## [PROBLEM]
What is the count of lines that hold the word "this"? Give only the number.

Lines of data

— START —

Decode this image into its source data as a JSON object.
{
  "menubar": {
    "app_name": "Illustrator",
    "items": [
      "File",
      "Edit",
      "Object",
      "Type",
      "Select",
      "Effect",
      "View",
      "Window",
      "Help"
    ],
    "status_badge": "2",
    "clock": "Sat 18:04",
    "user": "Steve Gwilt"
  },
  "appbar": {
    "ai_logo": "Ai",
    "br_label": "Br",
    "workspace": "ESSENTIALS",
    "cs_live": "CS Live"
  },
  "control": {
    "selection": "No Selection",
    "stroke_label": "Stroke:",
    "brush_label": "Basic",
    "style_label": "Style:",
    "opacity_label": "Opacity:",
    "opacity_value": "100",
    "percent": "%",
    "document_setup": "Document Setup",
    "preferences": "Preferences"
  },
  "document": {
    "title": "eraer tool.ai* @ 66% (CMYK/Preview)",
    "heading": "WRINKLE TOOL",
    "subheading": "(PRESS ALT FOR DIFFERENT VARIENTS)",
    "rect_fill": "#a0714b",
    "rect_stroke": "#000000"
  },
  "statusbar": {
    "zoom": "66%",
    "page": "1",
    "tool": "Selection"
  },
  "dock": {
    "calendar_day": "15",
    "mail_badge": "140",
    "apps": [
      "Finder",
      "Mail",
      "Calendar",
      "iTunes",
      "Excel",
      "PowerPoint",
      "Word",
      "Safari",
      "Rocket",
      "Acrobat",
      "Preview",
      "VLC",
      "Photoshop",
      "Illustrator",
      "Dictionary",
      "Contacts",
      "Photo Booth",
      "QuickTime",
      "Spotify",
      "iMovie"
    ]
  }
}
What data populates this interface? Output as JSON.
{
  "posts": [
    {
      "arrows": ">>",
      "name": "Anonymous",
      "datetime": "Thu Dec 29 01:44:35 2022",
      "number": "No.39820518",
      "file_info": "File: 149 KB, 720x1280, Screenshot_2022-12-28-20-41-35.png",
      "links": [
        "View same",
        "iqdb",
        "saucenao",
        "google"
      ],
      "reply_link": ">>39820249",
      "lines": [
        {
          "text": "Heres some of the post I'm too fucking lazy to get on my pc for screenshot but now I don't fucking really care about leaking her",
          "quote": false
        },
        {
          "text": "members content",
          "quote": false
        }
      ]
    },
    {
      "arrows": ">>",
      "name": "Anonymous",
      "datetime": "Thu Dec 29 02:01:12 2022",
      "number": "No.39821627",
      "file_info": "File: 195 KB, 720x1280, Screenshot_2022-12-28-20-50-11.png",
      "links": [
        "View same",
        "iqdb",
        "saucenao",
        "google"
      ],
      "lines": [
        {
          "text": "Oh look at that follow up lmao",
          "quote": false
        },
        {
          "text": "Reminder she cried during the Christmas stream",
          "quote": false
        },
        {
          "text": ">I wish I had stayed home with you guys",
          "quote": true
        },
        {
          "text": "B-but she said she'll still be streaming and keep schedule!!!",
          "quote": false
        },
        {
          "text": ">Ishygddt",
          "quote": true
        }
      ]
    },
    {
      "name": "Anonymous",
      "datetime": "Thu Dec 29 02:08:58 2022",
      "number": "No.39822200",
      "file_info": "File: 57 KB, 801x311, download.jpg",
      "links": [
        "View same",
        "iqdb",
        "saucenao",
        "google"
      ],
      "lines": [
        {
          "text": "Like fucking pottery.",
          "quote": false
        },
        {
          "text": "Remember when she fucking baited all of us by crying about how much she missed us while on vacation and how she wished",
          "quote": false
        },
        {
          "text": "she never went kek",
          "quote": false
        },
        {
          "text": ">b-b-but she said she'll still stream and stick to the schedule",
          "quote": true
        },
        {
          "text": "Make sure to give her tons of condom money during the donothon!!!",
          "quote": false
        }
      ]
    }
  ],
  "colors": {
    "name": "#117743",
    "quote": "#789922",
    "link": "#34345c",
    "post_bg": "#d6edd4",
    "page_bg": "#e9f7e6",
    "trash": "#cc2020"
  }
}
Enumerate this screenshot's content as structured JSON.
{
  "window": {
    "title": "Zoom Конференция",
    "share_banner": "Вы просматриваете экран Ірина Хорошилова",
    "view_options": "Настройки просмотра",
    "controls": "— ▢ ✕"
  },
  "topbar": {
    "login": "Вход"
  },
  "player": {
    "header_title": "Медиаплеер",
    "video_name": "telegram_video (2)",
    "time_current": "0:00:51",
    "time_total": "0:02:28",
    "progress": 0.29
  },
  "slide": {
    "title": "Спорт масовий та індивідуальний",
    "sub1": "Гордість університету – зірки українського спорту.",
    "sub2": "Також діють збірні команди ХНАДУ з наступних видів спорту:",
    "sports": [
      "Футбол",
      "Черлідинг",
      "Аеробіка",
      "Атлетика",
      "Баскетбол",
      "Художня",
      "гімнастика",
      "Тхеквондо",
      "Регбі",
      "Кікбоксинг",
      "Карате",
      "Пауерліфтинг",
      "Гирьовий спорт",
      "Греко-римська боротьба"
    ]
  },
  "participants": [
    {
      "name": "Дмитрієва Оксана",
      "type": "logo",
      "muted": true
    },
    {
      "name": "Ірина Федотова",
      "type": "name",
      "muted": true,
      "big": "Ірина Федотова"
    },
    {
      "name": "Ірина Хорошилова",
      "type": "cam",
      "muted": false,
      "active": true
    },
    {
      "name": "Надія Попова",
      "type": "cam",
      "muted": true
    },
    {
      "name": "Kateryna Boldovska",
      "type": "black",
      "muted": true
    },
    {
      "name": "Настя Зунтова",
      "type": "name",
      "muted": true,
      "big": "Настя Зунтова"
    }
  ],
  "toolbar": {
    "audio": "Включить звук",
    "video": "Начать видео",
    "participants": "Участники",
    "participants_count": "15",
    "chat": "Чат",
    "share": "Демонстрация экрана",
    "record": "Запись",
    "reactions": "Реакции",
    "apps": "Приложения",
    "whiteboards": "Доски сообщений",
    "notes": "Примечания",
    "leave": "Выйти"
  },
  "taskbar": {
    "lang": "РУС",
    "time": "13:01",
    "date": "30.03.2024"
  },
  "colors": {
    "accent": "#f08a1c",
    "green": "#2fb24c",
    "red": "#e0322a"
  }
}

— END —

## [EXERCISE RESPONSE]
3